### [SELECTED PASSAGE]
......
Vencore to develop advanced cryptographic obfuscation techniques for DARPA
The U.S. Defense Advanced Research Projects Agency (DARPA), has awarded Vencore, Inc.’s research subsidiary, Vencore Labs, Inc., a $3.7 million contract as a prime contractor to deliver research and proof-of-concept implementations in the area of efficient program obfuscation, the Chantilly, VA-based company announced January 15. The work will be performed as part of DARPA’s SafeWare Program.
The aim of the SafeWare research is to develop highly efficient and widely applicable program obfuscation methods with mathematically proven security properties. These techniques will make it more difficult for adversaries to reverse engineer software in captured equipment.
“This research will focus on enabling highly secure, highly efficient techniques that meet real-world applications and are most relevant to the Department of Defense in defending programs against reverse engineering attacks,” said Steven Omick, Ph. D., president of Vencore Labs. “This work builds on our expertise in cyber security and applied research can help our customer stay ahead of the technological curve in defending against those types of attacks.”
Vencore Labs will team with New Jersey Institute of Technology and BBN Technologies. Specifically, the team will leverage its prior work on efficient protocols for privacy-preserving computation and homomorphic encryption completed under DARPA’s Programming Computation on Encrypted Data (PROCEED) program and the Intelligence Advanced Research Projects Activity (IARPA) Security and Privacy Assurance Research (SPAR) program.
......
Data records

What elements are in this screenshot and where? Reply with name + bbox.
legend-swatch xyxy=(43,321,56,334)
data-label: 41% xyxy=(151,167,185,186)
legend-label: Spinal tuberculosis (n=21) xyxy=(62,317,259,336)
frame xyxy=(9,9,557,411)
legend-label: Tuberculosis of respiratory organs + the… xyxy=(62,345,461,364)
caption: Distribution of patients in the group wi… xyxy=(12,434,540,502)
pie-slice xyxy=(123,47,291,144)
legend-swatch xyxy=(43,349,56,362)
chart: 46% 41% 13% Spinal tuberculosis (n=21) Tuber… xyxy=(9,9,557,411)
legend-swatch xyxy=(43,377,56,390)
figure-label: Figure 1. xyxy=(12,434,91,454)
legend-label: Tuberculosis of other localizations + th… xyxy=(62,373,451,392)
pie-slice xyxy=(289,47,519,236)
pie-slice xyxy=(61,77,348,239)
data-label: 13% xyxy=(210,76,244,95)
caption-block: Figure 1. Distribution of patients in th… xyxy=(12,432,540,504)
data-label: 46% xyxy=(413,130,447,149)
......
### [ABOUT THIS TASK]
Answer these questions using the article on the DARPA contract near the top of the page.
(a) What is the value of the contract awarded to Vencore Labs?
(b) Who is named as president of Vencore Labs?
(c) Which two organizations will Vencore Labs team with?

### [OUTPUT BELOW]
(a) $3.7 million
(b) Steven Omick, Ph. D.
(c) New Jersey Institute of Technology and BBN Technologies